Give the listing below again in full, exactly as written.

§ A run of records:
══════

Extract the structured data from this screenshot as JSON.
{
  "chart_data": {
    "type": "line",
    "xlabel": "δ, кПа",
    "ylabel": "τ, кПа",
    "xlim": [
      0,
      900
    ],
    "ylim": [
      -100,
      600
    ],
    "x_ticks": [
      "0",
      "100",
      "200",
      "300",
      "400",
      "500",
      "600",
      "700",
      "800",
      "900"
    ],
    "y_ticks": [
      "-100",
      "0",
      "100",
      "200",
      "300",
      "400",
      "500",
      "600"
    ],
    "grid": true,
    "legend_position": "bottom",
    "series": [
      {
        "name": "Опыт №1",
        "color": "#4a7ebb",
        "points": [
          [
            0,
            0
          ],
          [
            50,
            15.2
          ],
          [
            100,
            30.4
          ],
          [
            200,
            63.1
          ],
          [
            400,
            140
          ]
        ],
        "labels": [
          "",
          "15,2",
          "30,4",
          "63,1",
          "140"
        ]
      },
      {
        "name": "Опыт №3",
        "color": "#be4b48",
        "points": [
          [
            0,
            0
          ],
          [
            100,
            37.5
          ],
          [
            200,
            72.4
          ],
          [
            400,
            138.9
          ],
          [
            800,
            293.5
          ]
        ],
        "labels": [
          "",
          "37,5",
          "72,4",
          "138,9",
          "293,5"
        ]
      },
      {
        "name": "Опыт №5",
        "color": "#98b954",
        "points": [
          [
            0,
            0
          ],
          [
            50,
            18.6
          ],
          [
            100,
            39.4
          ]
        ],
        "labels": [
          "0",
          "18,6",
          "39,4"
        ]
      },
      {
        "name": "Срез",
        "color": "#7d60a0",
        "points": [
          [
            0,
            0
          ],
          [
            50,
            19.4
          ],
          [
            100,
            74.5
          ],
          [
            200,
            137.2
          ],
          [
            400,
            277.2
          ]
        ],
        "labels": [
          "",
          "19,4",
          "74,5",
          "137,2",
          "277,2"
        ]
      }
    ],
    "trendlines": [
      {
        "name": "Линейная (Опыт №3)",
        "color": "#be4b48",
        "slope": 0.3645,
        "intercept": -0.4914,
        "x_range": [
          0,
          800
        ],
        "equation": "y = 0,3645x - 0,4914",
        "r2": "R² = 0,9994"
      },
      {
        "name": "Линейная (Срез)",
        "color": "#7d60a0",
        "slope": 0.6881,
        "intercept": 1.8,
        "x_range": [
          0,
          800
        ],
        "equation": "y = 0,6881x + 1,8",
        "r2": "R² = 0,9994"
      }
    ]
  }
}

══════

§ Complete answer:
Extract the structured data from this screenshot as JSON.
{
  "chart_data": {
    "type": "line",
    "xlabel": "δ, кПа",
    "ylabel": "τ, кПа",
    "xlim": [
      0,
      900
    ],
    "ylim": [
      -100,
      600
    ],
    "x_ticks": [
      "0",
      "100",
      "200",
      "300",
      "400",
      "500",
      "600",
      "700",
      "800",
      "900"
    ],
    "y_ticks": [
      "-100",
      "0",
      "100",
      "200",
      "300",
      "400",
      "500",
      "600"
    ],
    "grid": true,
    "legend_position": "bottom",
    "series": [
      {
        "name": "Опыт №1",
        "color": "#4a7ebb",
        "points": [
          [
            0,
            0
          ],
          [
            50,
            15.2
          ],
          [
            100,
            30.4
          ],
          [
            200,
            63.1
          ],
          [
            400,
            140
          ]
        ],
        "labels": [
          "",
          "15,2",
          "30,4",
          "63,1",
          "140"
        ]
      },
      {
        "name": "Опыт №3",
        "color": "#be4b48",
        "points": [
          [
            0,
            0
          ],
          [
            100,
            37.5
          ],
          [
            200,
            72.4
          ],
          [
            400,
            138.9
          ],
          [
            800,
            293.5
          ]
        ],
        "labels": [
          "",
          "37,5",
          "72,4",
          "138,9",
          "293,5"
        ]
      },
      {
        "name": "Опыт №5",
        "color": "#98b954",
        "points": [
          [
            0,
            0
          ],
          [
            50,
            18.6
          ],
          [
            100,
            39.4
          ]
        ],
        "labels": [
          "0",
          "18,6",
          "39,4"
        ]
      },
      {
        "name": "Срез",
        "color": "#7d60a0",
        "points": [
          [
            0,
            0
          ],
          [
            50,
            19.4
          ],
          [
            100,
            74.5
          ],
          [
            200,
            137.2
          ],
          [
            400,
            277.2
          ]
        ],
        "labels": [
          "",
          "19,4",
          "74,5",
          "137,2",
          "277,2"
        ]
      }
    ],
    "trendlines": [
      {
        "name": "Линейная (Опыт №3)",
        "color": "#be4b48",
        "slope": 0.3645,
        "intercept": -0.4914,
        "x_range": [
          0,
          800
        ],
        "equation": "y = 0,3645x - 0,4914",
        "r2": "R² = 0,9994"
      },
      {
        "name": "Линейная (Срез)",
        "color": "#7d60a0",
        "slope": 0.6881,
        "intercept": 1.8,
        "x_range": [
          0,
          800
        ],
        "equation": "y = 0,6881x + 1,8",
        "r2": "R² = 0,9994"
      }
    ]
  }
}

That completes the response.